» WHAT THE EXERCISE ASKS
Print all entries precisely as they are written.

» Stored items
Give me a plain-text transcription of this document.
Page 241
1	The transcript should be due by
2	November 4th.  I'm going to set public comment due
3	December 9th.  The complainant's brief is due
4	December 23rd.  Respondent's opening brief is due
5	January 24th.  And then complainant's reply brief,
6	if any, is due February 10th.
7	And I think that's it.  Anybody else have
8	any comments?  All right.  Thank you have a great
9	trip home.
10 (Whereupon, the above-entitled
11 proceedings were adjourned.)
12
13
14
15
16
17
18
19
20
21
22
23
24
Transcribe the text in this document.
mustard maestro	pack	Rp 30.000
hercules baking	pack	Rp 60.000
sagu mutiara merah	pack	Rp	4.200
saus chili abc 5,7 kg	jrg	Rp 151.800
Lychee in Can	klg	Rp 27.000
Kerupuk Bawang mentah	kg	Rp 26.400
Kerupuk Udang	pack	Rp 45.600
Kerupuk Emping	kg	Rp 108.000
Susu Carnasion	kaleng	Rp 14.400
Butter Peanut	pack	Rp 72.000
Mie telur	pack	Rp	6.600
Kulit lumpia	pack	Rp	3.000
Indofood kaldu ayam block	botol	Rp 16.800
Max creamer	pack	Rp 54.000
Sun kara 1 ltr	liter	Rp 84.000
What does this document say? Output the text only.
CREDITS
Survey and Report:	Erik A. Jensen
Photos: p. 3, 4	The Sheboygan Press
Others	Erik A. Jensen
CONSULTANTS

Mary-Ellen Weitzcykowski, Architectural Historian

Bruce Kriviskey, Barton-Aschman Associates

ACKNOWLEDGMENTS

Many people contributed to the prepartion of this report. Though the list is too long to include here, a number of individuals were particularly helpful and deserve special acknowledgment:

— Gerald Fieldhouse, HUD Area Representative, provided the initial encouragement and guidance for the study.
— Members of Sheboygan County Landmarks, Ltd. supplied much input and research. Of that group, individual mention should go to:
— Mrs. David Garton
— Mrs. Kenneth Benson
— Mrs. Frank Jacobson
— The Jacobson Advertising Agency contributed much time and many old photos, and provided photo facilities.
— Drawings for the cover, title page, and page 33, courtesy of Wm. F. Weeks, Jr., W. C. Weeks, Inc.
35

» EXPECTED ANSWER
Give me a plain-text transcription of this document.
Page 241
1	The transcript should be due by
2	November 4th.  I'm going to set public comment due
3	December 9th.  The complainant's brief is due
4	December 23rd.  Respondent's opening brief is due
5	January 24th.  And then complainant's reply brief,
6	if any, is due February 10th.
7	And I think that's it.  Anybody else have
8	any comments?  All right.  Thank you have a great
9	trip home.
10 (Whereupon, the above-entitled
11 proceedings were adjourned.)
12
13
14
15
16
17
18
19
20
21
22
23
24
Transcribe the text in this document.
mustard maestro	pack	Rp 30.000
hercules baking	pack	Rp 60.000
sagu mutiara merah	pack	Rp	4.200
saus chili abc 5,7 kg	jrg	Rp 151.800
Lychee in Can	klg	Rp 27.000
Kerupuk Bawang mentah	kg	Rp 26.400
Kerupuk Udang	pack	Rp 45.600
Kerupuk Emping	kg	Rp 108.000
Susu Carnasion	kaleng	Rp 14.400
Butter Peanut	pack	Rp 72.000
Mie telur	pack	Rp	6.600
Kulit lumpia	pack	Rp	3.000
Indofood kaldu ayam block	botol	Rp 16.800
Max creamer	pack	Rp 54.000
Sun kara 1 ltr	liter	Rp 84.000
What does this document say? Output the text only.
CREDITS
Survey and Report:	Erik A. Jensen
Photos: p. 3, 4	The Sheboygan Press
Others	Erik A. Jensen
CONSULTANTS

Mary-Ellen Weitzcykowski, Architectural Historian

Bruce Kriviskey, Barton-Aschman Associates

ACKNOWLEDGMENTS

Many people contributed to the prepartion of this report. Though the list is too long to include here, a number of individuals were particularly helpful and deserve special acknowledgment:

— Gerald Fieldhouse, HUD Area Representative, provided the initial encouragement and guidance for the study.
— Members of Sheboygan County Landmarks, Ltd. supplied much input and research. Of that group, individual mention should go to:
— Mrs. David Garton
— Mrs. Kenneth Benson
— Mrs. Frank Jacobson
— The Jacobson Advertising Agency contributed much time and many old photos, and provided photo facilities.
— Drawings for the cover, title page, and page 33, courtesy of Wm. F. Weeks, Jr., W. C. Weeks, Inc.
35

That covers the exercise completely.